## TASK DESCRIPTION
Retype each record shown below, leaving every character as it is.

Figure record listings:
◆ ◆ ◆ ◆
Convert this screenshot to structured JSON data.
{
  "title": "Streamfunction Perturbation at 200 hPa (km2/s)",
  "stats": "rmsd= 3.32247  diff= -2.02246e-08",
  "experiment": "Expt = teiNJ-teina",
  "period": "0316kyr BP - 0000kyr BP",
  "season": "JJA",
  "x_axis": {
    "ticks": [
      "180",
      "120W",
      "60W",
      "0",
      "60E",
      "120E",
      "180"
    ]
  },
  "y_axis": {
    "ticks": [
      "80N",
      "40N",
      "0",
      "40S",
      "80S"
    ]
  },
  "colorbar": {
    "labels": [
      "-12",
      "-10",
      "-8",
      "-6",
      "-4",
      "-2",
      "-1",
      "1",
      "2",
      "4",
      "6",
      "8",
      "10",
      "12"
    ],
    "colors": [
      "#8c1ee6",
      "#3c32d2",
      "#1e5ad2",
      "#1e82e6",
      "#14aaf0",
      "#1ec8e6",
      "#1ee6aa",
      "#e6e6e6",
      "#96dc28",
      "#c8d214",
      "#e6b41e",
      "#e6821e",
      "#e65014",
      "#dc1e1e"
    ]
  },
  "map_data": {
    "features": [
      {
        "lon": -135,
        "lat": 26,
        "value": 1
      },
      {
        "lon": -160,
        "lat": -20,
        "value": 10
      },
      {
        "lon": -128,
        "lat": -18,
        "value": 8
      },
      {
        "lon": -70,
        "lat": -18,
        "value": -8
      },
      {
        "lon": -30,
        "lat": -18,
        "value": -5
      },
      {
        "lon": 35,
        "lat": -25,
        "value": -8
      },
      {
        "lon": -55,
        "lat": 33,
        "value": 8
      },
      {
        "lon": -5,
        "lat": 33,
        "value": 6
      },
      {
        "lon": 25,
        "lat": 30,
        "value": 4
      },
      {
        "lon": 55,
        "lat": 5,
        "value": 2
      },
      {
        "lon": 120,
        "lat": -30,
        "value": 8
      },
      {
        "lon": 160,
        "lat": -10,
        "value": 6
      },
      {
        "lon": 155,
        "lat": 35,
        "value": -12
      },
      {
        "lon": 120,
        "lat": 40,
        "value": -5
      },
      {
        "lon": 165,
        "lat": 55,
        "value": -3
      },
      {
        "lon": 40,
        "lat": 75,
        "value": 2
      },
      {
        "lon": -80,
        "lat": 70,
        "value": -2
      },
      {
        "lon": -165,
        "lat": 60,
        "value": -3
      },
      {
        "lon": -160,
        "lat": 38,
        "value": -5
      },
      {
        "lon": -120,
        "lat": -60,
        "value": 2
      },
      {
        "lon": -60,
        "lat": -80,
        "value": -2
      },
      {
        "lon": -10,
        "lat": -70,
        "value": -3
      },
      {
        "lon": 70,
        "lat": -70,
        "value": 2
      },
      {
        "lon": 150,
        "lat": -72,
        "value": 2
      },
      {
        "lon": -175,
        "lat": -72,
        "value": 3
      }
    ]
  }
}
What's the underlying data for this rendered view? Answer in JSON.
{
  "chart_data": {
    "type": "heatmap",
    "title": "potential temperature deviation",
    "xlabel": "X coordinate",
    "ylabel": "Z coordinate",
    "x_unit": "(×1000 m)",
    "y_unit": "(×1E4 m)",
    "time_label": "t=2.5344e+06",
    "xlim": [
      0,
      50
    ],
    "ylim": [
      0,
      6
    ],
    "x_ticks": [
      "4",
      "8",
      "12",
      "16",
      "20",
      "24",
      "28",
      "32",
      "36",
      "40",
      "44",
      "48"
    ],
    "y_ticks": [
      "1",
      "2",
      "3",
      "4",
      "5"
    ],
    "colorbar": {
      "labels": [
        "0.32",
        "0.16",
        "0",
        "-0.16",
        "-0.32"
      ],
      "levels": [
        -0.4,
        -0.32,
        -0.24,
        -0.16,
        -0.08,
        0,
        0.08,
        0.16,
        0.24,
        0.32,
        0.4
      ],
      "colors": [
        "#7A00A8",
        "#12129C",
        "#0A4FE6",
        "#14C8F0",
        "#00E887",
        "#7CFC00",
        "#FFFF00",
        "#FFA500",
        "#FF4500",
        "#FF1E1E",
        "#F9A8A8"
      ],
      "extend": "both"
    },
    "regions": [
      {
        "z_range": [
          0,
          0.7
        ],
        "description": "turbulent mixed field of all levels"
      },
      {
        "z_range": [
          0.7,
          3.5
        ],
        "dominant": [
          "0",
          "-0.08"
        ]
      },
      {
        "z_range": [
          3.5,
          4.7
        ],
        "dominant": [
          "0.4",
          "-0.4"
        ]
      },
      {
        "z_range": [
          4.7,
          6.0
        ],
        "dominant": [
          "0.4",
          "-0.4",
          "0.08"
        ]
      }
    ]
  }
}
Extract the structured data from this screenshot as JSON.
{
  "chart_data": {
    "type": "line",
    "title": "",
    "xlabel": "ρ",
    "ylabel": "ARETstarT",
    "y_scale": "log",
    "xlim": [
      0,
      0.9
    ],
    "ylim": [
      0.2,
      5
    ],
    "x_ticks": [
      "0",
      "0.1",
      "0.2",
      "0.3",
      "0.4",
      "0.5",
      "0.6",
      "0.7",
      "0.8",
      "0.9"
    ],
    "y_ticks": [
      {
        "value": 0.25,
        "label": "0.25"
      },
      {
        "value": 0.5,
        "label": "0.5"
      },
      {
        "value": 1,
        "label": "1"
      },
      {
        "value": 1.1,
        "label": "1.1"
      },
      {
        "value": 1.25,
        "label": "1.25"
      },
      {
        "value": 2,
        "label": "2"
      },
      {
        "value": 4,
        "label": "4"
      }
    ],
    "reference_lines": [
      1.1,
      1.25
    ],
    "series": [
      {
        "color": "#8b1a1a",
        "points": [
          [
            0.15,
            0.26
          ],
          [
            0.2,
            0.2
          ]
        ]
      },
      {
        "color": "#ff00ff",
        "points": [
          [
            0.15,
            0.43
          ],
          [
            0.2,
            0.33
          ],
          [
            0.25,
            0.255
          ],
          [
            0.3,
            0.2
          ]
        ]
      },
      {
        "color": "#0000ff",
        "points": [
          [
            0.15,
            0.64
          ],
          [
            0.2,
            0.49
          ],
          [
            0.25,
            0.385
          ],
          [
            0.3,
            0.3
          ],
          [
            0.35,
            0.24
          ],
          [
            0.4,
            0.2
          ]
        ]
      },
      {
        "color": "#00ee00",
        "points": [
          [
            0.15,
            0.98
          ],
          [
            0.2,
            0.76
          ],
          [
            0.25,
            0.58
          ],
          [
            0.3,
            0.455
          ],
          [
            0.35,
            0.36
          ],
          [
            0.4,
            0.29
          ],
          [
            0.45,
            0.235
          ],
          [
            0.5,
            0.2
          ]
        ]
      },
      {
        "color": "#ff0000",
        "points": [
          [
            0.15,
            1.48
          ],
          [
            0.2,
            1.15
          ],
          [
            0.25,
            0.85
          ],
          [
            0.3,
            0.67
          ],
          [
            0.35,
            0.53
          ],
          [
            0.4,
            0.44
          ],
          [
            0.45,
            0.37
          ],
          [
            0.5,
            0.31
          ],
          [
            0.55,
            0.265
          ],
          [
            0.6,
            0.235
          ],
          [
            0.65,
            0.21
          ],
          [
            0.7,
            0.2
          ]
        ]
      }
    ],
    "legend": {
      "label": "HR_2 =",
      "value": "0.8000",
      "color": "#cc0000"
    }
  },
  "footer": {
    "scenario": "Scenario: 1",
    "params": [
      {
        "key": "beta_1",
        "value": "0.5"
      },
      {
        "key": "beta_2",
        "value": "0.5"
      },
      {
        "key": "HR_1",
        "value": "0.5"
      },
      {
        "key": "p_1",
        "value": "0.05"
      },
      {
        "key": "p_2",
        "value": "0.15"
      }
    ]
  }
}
◆ ◆ ◆ ◆
## FULL RESPONSE
Convert this screenshot to structured JSON data.
{
  "title": "Streamfunction Perturbation at 200 hPa (km2/s)",
  "stats": "rmsd= 3.32247  diff= -2.02246e-08",
  "experiment": "Expt = teiNJ-teina",
  "period": "0316kyr BP - 0000kyr BP",
  "season": "JJA",
  "x_axis": {
    "ticks": [
      "180",
      "120W",
      "60W",
      "0",
      "60E",
      "120E",
      "180"
    ]
  },
  "y_axis": {
    "ticks": [
      "80N",
      "40N",
      "0",
      "40S",
      "80S"
    ]
  },
  "colorbar": {
    "labels": [
      "-12",
      "-10",
      "-8",
      "-6",
      "-4",
      "-2",
      "-1",
      "1",
      "2",
      "4",
      "6",
      "8",
      "10",
      "12"
    ],
    "colors": [
      "#8c1ee6",
      "#3c32d2",
      "#1e5ad2",
      "#1e82e6",
      "#14aaf0",
      "#1ec8e6",
      "#1ee6aa",
      "#e6e6e6",
      "#96dc28",
      "#c8d214",
      "#e6b41e",
      "#e6821e",
      "#e65014",
      "#dc1e1e"
    ]
  },
  "map_data": {
    "features": [
      {
        "lon": -135,
        "lat": 26,
        "value": 1
      },
      {
        "lon": -160,
        "lat": -20,
        "value": 10
      },
      {
        "lon": -128,
        "lat": -18,
        "value": 8
      },
      {
        "lon": -70,
        "lat": -18,
        "value": -8
      },
      {
        "lon": -30,
        "lat": -18,
        "value": -5
      },
      {
        "lon": 35,
        "lat": -25,
        "value": -8
      },
      {
        "lon": -55,
        "lat": 33,
        "value": 8
      },
      {
        "lon": -5,
        "lat": 33,
        "value": 6
      },
      {
        "lon": 25,
        "lat": 30,
        "value": 4
      },
      {
        "lon": 55,
        "lat": 5,
        "value": 2
      },
      {
        "lon": 120,
        "lat": -30,
        "value": 8
      },
      {
        "lon": 160,
        "lat": -10,
        "value": 6
      },
      {
        "lon": 155,
        "lat": 35,
        "value": -12
      },
      {
        "lon": 120,
        "lat": 40,
        "value": -5
      },
      {
        "lon": 165,
        "lat": 55,
        "value": -3
      },
      {
        "lon": 40,
        "lat": 75,
        "value": 2
      },
      {
        "lon": -80,
        "lat": 70,
        "value": -2
      },
      {
        "lon": -165,
        "lat": 60,
        "value": -3
      },
      {
        "lon": -160,
        "lat": 38,
        "value": -5
      },
      {
        "lon": -120,
        "lat": -60,
        "value": 2
      },
      {
        "lon": -60,
        "lat": -80,
        "value": -2
      },
      {
        "lon": -10,
        "lat": -70,
        "value": -3
      },
      {
        "lon": 70,
        "lat": -70,
        "value": 2
      },
      {
        "lon": 150,
        "lat": -72,
        "value": 2
      },
      {
        "lon": -175,
        "lat": -72,
        "value": 3
      }
    ]
  }
}
What's the underlying data for this rendered view? Answer in JSON.
{
  "chart_data": {
    "type": "heatmap",
    "title": "potential temperature deviation",
    "xlabel": "X coordinate",
    "ylabel": "Z coordinate",
    "x_unit": "(×1000 m)",
    "y_unit": "(×1E4 m)",
    "time_label": "t=2.5344e+06",
    "xlim": [
      0,
      50
    ],
    "ylim": [
      0,
      6
    ],
    "x_ticks": [
      "4",
      "8",
      "12",
      "16",
      "20",
      "24",
      "28",
      "32",
      "36",
      "40",
      "44",
      "48"
    ],
    "y_ticks": [
      "1",
      "2",
      "3",
      "4",
      "5"
    ],
    "colorbar": {
      "labels": [
        "0.32",
        "0.16",
        "0",
        "-0.16",
        "-0.32"
      ],
      "levels": [
        -0.4,
        -0.32,
        -0.24,
        -0.16,
        -0.08,
        0,
        0.08,
        0.16,
        0.24,
        0.32,
        0.4
      ],
      "colors": [
        "#7A00A8",
        "#12129C",
        "#0A4FE6",
        "#14C8F0",
        "#00E887",
        "#7CFC00",
        "#FFFF00",
        "#FFA500",
        "#FF4500",
        "#FF1E1E",
        "#F9A8A8"
      ],
      "extend": "both"
    },
    "regions": [
      {
        "z_range": [
          0,
          0.7
        ],
        "description": "turbulent mixed field of all levels"
      },
      {
        "z_range": [
          0.7,
          3.5
        ],
        "dominant": [
          "0",
          "-0.08"
        ]
      },
      {
        "z_range": [
          3.5,
          4.7
        ],
        "dominant": [
          "0.4",
          "-0.4"
        ]
      },
      {
        "z_range": [
          4.7,
          6.0
        ],
        "dominant": [
          "0.4",
          "-0.4",
          "0.08"
        ]
      }
    ]
  }
}
Extract the structured data from this screenshot as JSON.
{
  "chart_data": {
    "type": "line",
    "title": "",
    "xlabel": "ρ",
    "ylabel": "ARETstarT",
    "y_scale": "log",
    "xlim": [
      0,
      0.9
    ],
    "ylim": [
      0.2,
      5
    ],
    "x_ticks": [
      "0",
      "0.1",
      "0.2",
      "0.3",
      "0.4",
      "0.5",
      "0.6",
      "0.7",
      "0.8",
      "0.9"
    ],
    "y_ticks": [
      {
        "value": 0.25,
        "label": "0.25"
      },
      {
        "value": 0.5,
        "label": "0.5"
      },
      {
        "value": 1,
        "label": "1"
      },
      {
        "value": 1.1,
        "label": "1.1"
      },
      {
        "value": 1.25,
        "label": "1.25"
      },
      {
        "value": 2,
        "label": "2"
      },
      {
        "value": 4,
        "label": "4"
      }
    ],
    "reference_lines": [
      1.1,
      1.25
    ],
    "series": [
      {
        "color": "#8b1a1a",
        "points": [
          [
            0.15,
            0.26
          ],
          [
            0.2,
            0.2
          ]
        ]
      },
      {
        "color": "#ff00ff",
        "points": [
          [
            0.15,
            0.43
          ],
          [
            0.2,
            0.33
          ],
          [
            0.25,
            0.255
          ],
          [
            0.3,
            0.2
          ]
        ]
      },
      {
        "color": "#0000ff",
        "points": [
          [
            0.15,
            0.64
          ],
          [
            0.2,
            0.49
          ],
          [
            0.25,
            0.385
          ],
          [
            0.3,
            0.3
          ],
          [
            0.35,
            0.24
          ],
          [
            0.4,
            0.2
          ]
        ]
      },
      {
        "color": "#00ee00",
        "points": [
          [
            0.15,
            0.98
          ],
          [
            0.2,
            0.76
          ],
          [
            0.25,
            0.58
          ],
          [
            0.3,
            0.455
          ],
          [
            0.35,
            0.36
          ],
          [
            0.4,
            0.29
          ],
          [
            0.45,
            0.235
          ],
          [
            0.5,
            0.2
          ]
        ]
      },
      {
        "color": "#ff0000",
        "points": [
          [
            0.15,
            1.48
          ],
          [
            0.2,
            1.15
          ],
          [
            0.25,
            0.85
          ],
          [
            0.3,
            0.67
          ],
          [
            0.35,
            0.53
          ],
          [
            0.4,
            0.44
          ],
          [
            0.45,
            0.37
          ],
          [
            0.5,
            0.31
          ],
          [
            0.55,
            0.265
          ],
          [
            0.6,
            0.235
          ],
          [
            0.65,
            0.21
          ],
          [
            0.7,
            0.2
          ]
        ]
      }
    ],
    "legend": {
      "label": "HR_2 =",
      "value": "0.8000",
      "color": "#cc0000"
    }
  },
  "footer": {
    "scenario": "Scenario: 1",
    "params": [
      {
        "key": "beta_1",
        "value": "0.5"
      },
      {
        "key": "beta_2",
        "value": "0.5"
      },
      {
        "key": "HR_1",
        "value": "0.5"
      },
      {
        "key": "p_1",
        "value": "0.05"
      },
      {
        "key": "p_2",
        "value": "0.15"
      }
    ]
  }
}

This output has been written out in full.